To be done
For each line that holds "this", copy the line out.

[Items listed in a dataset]
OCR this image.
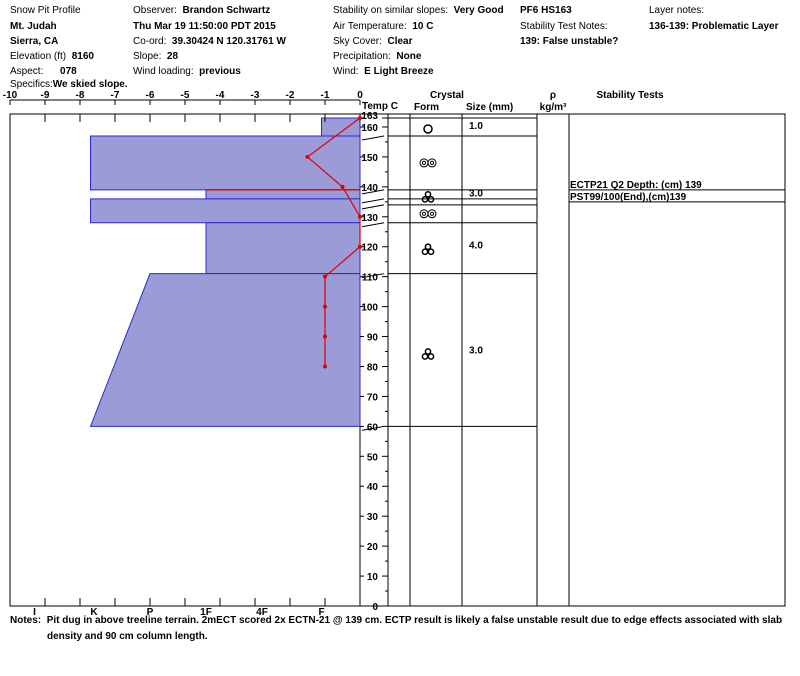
Snow Pit Profile
Mt. Judah
Sierra, CA
Elevation (ft) 8160
Aspect: 078
Specifics:We skied slope.
Observer: Brandon Schwartz
Thu Mar 19 11:50:00 PDT 2015
Co-ord: 39.30424 N 120.31761 W
Slope: 28
Wind loading: previous
Stability on similar slopes: Very Good
Air Temperature: 10 C
Sky Cover: Clear
Precipitation: None
Wind: E Light Breeze
PF6 HS163
Stability Test Notes:
139: False unstable?
Layer notes:
136-139: Problematic Layer
-10 -9	-8	-7	-6	-5	-4	-3	-2	-1	0
I	K	P	1F	4F	F	0
10
20
30
40
50
60
70
80
90
100
110
120
130
140
150
160
163
Temp C
Crystal
Form	Size (mm)
ρ
kg/m³
Stability Tests
1.0
3.0
4.0
3.0
ECTP21 Q2 Depth: (cm) 139
PST99/100(End),(cm)139
Notes: Pit dug in above treeline terrain. 2mECT scored 2x ECTN-21 @ 139 cm. ECTP result is likely a false unstable result due to edge effects associated with slab
density and 90 cm column length.
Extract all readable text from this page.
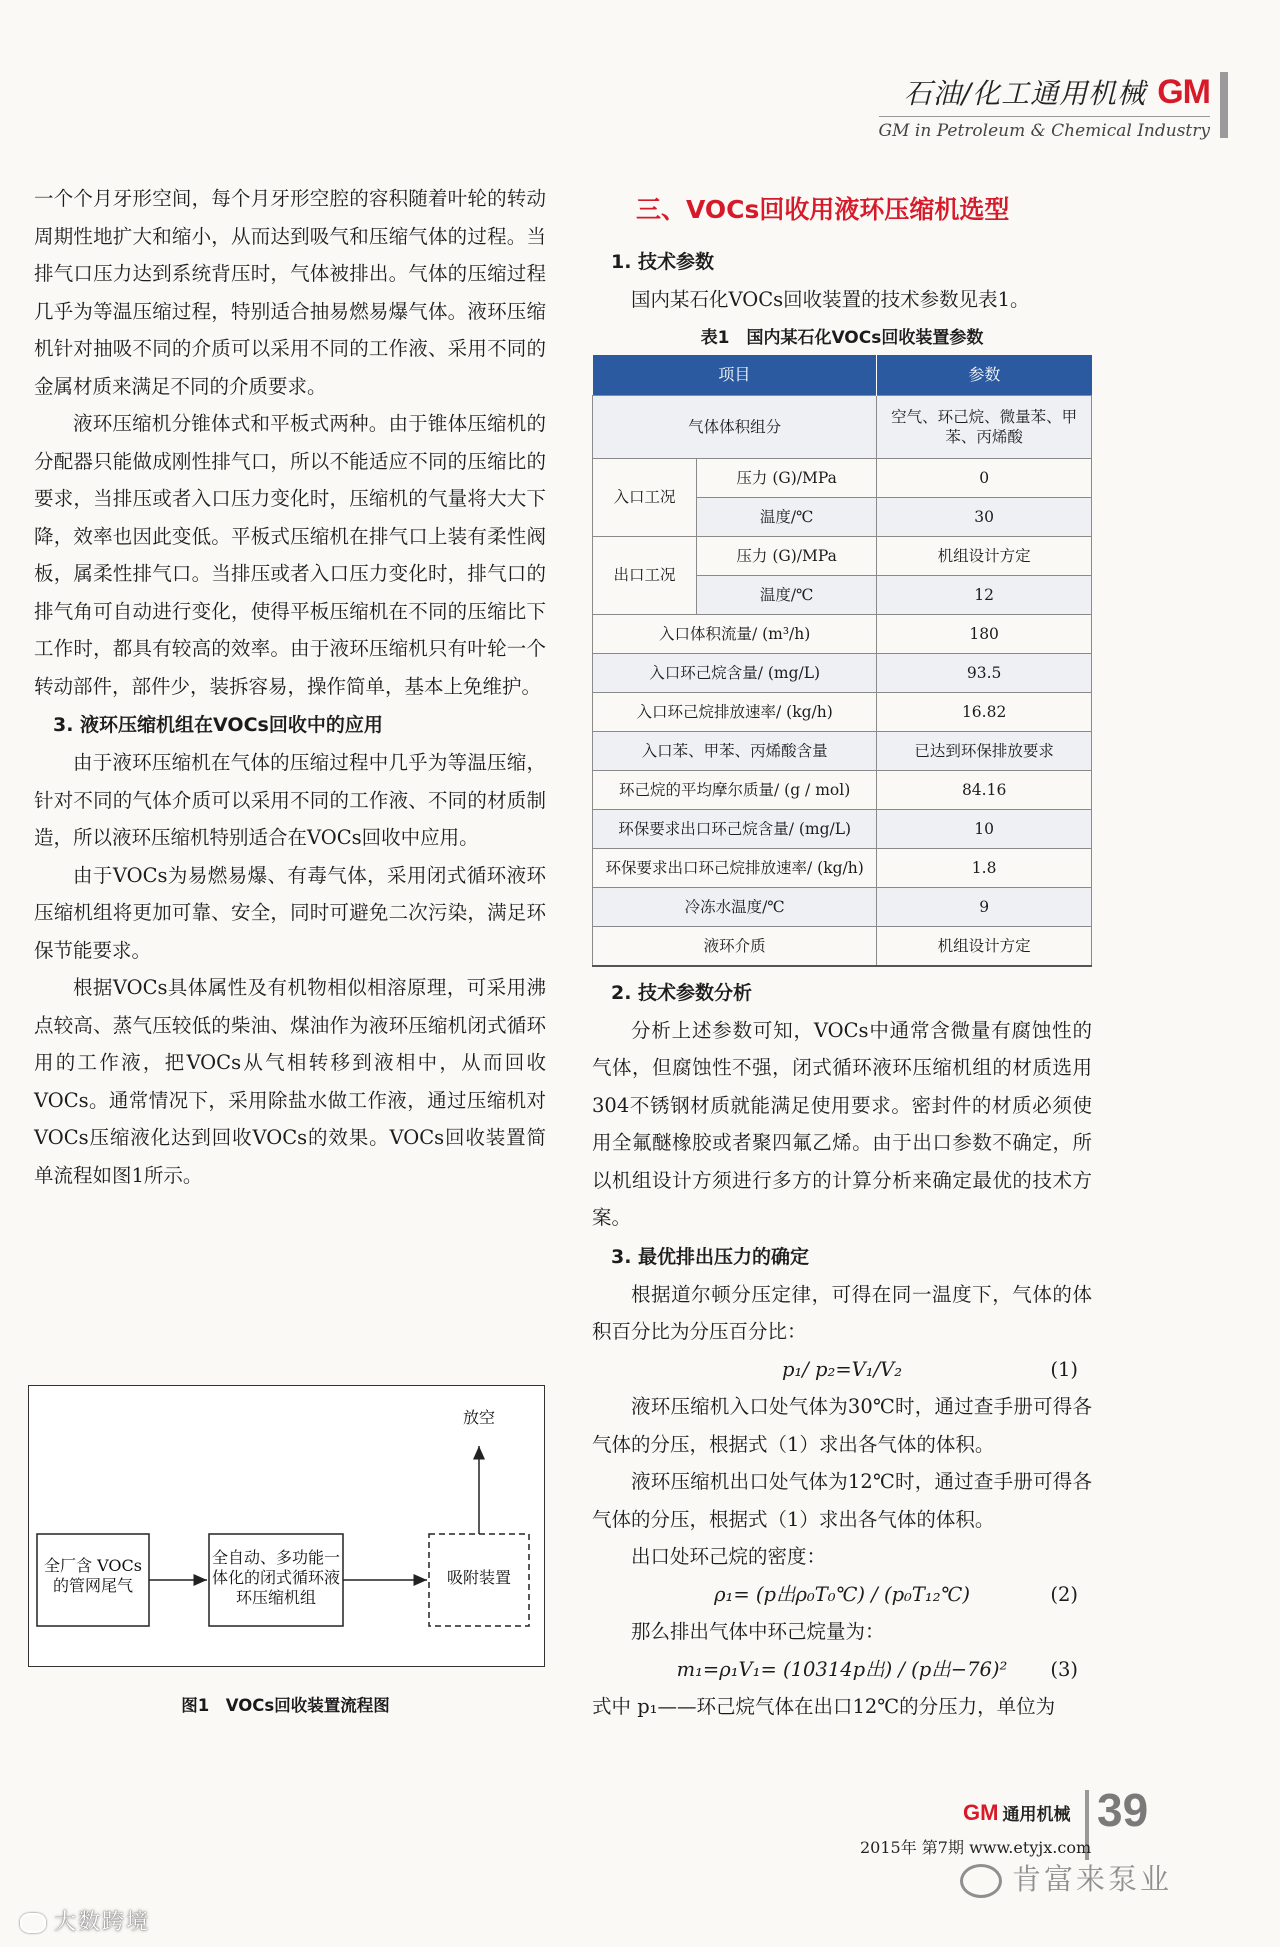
石油/化工通用机械 GM
GM in Petroleum & Chemical Industry

一个个月牙形空间，每个月牙形空腔的容积随着叶轮的转动周期性地扩大和缩小，从而达到吸气和压缩气体的过程。当排气口压力达到系统背压时，气体被排出。气体的压缩过程几乎为等温压缩过程，特别适合抽易燃易爆气体。液环压缩机针对抽吸不同的介质可以采用不同的工作液、采用不同的金属材质来满足不同的介质要求。

液环压缩机分锥体式和平板式两种。由于锥体压缩机的分配器只能做成刚性排气口，所以不能适应不同的压缩比的要求，当排压或者入口压力变化时，压缩机的气量将大大下降，效率也因此变低。平板式压缩机在排气口上装有柔性阀板，属柔性排气口。当排压或者入口压力变化时，排气口的排气角可自动进行变化，使得平板压缩机在不同的压缩比下工作时，都具有较高的效率。由于液环压缩机只有叶轮一个转动部件，部件少，装拆容易，操作简单，基本上免维护。

3. 液环压缩机组在VOCs回收中的应用

由于液环压缩机在气体的压缩过程中几乎为等温压缩，针对不同的气体介质可以采用不同的工作液、不同的材质制造，所以液环压缩机特别适合在VOCs回收中应用。

由于VOCs为易燃易爆、有毒气体，采用闭式循环液环压缩机组将更加可靠、安全，同时可避免二次污染，满足环保节能要求。

根据VOCs具体属性及有机物相似相溶原理，可采用沸点较高、蒸气压较低的柴油、煤油作为液环压缩机闭式循环用的工作液，把VOCs从气相转移到液相中，从而回收VOCs。通常情况下，采用除盐水做工作液，通过压缩机对VOCs压缩液化达到回收VOCs的效果。VOCs回收装置简单流程如图1所示。

全厂含 VOCs的管网尾气
全自动、多功能一体化的闭式循环液环压缩机组
吸附装置
放空
图1　VOCs回收装置流程图
三、VOCs回收用液环压缩机选型
1. 技术参数

国内某石化VOCs回收装置的技术参数见表1。

表1　国内某石化VOCs回收装置参数
项目		参数
气体体积组分		空气、环己烷、微量苯、甲苯、丙烯酸
入口工况	压力 (G)/MPa	0
	温度/℃	30
出口工况	压力 (G)/MPa	机组设计方定
	温度/℃	12
入口体积流量/ (m³/h)		180
入口环己烷含量/ (mg/L)		93.5
入口环己烷排放速率/ (kg/h)		16.82
入口苯、甲苯、丙烯酸含量		已达到环保排放要求
环己烷的平均摩尔质量/ (g / mol)		84.16
环保要求出口环己烷含量/ (mg/L)		10
环保要求出口环己烷排放速率/ (kg/h)		1.8
冷冻水温度/℃		9
液环介质		机组设计方定
2. 技术参数分析

分析上述参数可知，VOCs中通常含微量有腐蚀性的气体，但腐蚀性不强，闭式循环液环压缩机组的材质选用304不锈钢材质就能满足使用要求。密封件的材质必须使用全氟醚橡胶或者聚四氟乙烯。由于出口参数不确定，所以机组设计方须进行多方的计算分析来确定最优的技术方案。

3. 最优排出压力的确定

根据道尔顿分压定律，可得在同一温度下，气体的体积百分比为分压百分比：

p₁/ p₂=V₁/V₂	(1)

液环压缩机入口处气体为30℃时，通过查手册可得各气体的分压，根据式（1）求出各气体的体积。

液环压缩机出口处气体为12℃时，通过查手册可得各气体的分压，根据式（1）求出各气体的体积。

出口处环己烷的密度：

ρ₁= (p出ρ₀T₀℃) / (p₀T₁₂℃)	(2)

那么排出气体中环己烷量为：

m₁=ρ₁V₁= (10314p出) / (p出−76)² (3)

式中 p₁——环己烷气体在出口12℃的分压力，单位为

GM 通用机械 39
2015年 第7期 www.etyjx.com
肯富来泵业
大数跨境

Written reply
OCR this image.
Extract all readable text from this page.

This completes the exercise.